_Short task_
Return every line of the material exactly.

_Provided records_
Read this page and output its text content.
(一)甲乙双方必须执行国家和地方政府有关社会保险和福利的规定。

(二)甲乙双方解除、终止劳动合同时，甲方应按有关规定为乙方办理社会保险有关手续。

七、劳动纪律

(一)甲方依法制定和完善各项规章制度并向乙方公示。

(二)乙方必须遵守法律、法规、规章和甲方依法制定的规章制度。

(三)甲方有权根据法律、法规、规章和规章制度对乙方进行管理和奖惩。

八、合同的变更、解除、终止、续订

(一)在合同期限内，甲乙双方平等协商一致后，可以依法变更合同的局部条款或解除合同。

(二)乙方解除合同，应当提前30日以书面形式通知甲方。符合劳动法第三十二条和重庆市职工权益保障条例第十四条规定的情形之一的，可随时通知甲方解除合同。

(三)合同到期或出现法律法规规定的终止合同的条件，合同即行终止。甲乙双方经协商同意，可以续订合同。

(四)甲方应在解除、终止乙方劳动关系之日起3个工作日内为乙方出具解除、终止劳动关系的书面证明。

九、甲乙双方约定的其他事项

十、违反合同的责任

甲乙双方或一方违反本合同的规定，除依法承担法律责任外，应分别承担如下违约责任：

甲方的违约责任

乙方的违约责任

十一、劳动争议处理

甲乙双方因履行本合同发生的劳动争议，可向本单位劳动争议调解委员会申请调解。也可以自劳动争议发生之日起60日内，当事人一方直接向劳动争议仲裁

_Solved problem_
Read this page and output its text content.
(一)甲乙双方必须执行国家和地方政府有关社会保险和福利的规定。

(二)甲乙双方解除、终止劳动合同时，甲方应按有关规定为乙方办理社会保险有关手续。

七、劳动纪律

(一)甲方依法制定和完善各项规章制度并向乙方公示。

(二)乙方必须遵守法律、法规、规章和甲方依法制定的规章制度。

(三)甲方有权根据法律、法规、规章和规章制度对乙方进行管理和奖惩。

八、合同的变更、解除、终止、续订

(一)在合同期限内，甲乙双方平等协商一致后，可以依法变更合同的局部条款或解除合同。

(二)乙方解除合同，应当提前30日以书面形式通知甲方。符合劳动法第三十二条和重庆市职工权益保障条例第十四条规定的情形之一的，可随时通知甲方解除合同。

(三)合同到期或出现法律法规规定的终止合同的条件，合同即行终止。甲乙双方经协商同意，可以续订合同。

(四)甲方应在解除、终止乙方劳动关系之日起3个工作日内为乙方出具解除、终止劳动关系的书面证明。

九、甲乙双方约定的其他事项

十、违反合同的责任

甲乙双方或一方违反本合同的规定，除依法承担法律责任外，应分别承担如下违约责任：

甲方的违约责任

乙方的违约责任

十一、劳动争议处理

甲乙双方因履行本合同发生的劳动争议，可向本单位劳动争议调解委员会申请调解。也可以自劳动争议发生之日起60日内，当事人一方直接向劳动争议仲裁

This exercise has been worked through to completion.